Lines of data
________________

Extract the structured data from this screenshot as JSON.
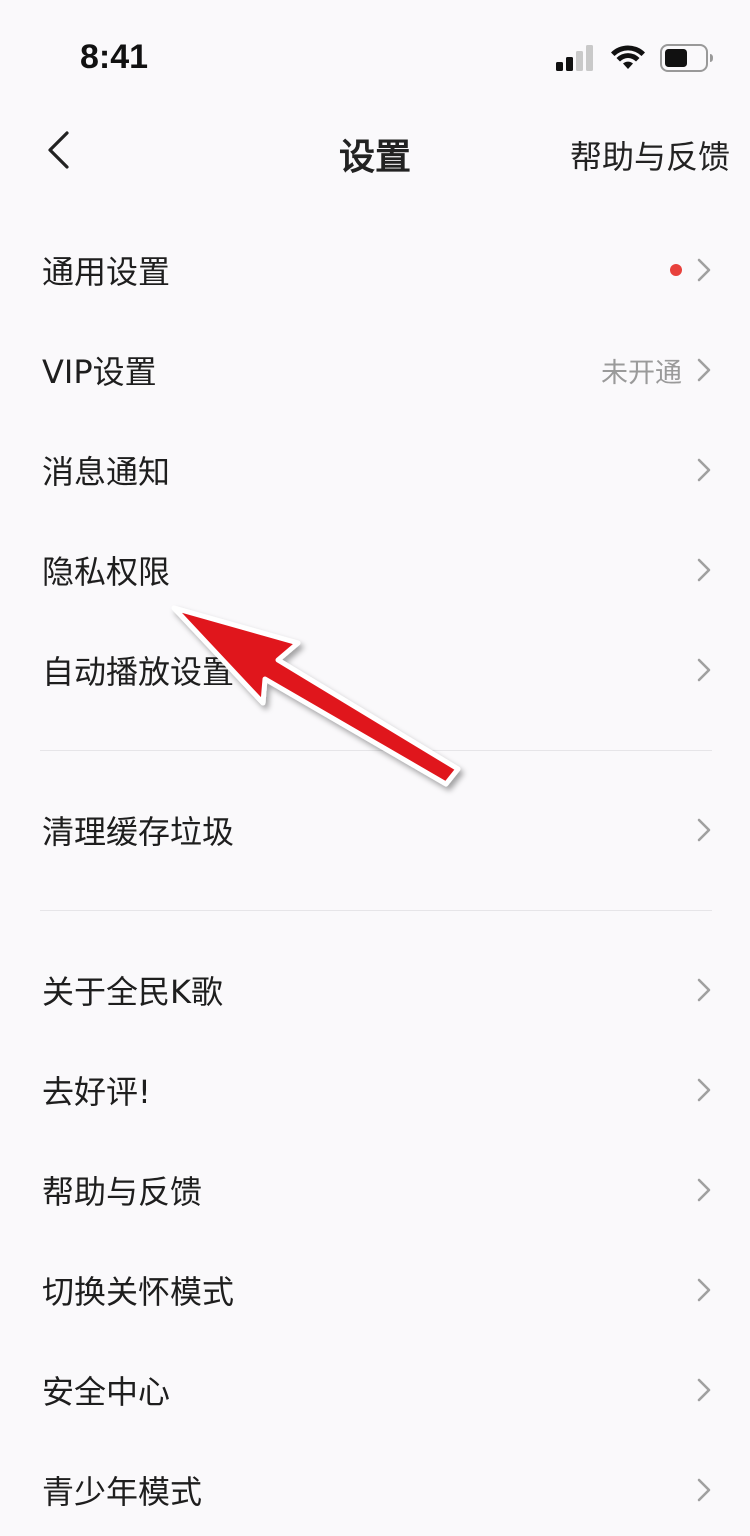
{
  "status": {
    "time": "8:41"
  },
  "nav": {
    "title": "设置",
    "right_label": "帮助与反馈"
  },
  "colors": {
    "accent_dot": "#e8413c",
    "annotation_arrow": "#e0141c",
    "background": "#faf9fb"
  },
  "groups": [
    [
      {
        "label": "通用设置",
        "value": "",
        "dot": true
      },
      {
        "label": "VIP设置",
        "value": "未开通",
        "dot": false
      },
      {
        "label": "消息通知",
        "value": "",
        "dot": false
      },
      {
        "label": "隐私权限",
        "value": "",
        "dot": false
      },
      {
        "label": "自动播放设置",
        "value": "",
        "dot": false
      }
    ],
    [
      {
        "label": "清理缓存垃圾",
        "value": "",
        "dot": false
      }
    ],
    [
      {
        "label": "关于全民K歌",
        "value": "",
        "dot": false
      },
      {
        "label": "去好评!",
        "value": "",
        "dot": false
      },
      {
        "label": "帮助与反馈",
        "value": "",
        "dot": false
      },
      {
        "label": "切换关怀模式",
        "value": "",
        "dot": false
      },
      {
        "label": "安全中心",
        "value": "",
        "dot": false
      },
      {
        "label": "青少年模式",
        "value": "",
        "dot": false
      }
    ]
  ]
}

________________

### WHAT YOU WILL DO
Reproduce each line of the records exactly, and omit every picture.

### THE COMPLETED TASK
Extract the structured data from this screenshot as JSON.
{
  "status": {
    "time": "8:41"
  },
  "nav": {
    "title": "设置",
    "right_label": "帮助与反馈"
  },
  "colors": {
    "accent_dot": "#e8413c",
    "annotation_arrow": "#e0141c",
    "background": "#faf9fb"
  },
  "groups": [
    [
      {
        "label": "通用设置",
        "value": "",
        "dot": true
      },
      {
        "label": "VIP设置",
        "value": "未开通",
        "dot": false
      },
      {
        "label": "消息通知",
        "value": "",
        "dot": false
      },
      {
        "label": "隐私权限",
        "value": "",
        "dot": false
      },
      {
        "label": "自动播放设置",
        "value": "",
        "dot": false
      }
    ],
    [
      {
        "label": "清理缓存垃圾",
        "value": "",
        "dot": false
      }
    ],
    [
      {
        "label": "关于全民K歌",
        "value": "",
        "dot": false
      },
      {
        "label": "去好评!",
        "value": "",
        "dot": false
      },
      {
        "label": "帮助与反馈",
        "value": "",
        "dot": false
      },
      {
        "label": "切换关怀模式",
        "value": "",
        "dot": false
      },
      {
        "label": "安全中心",
        "value": "",
        "dot": false
      },
      {
        "label": "青少年模式",
        "value": "",
        "dot": false
      }
    ]
  ]
}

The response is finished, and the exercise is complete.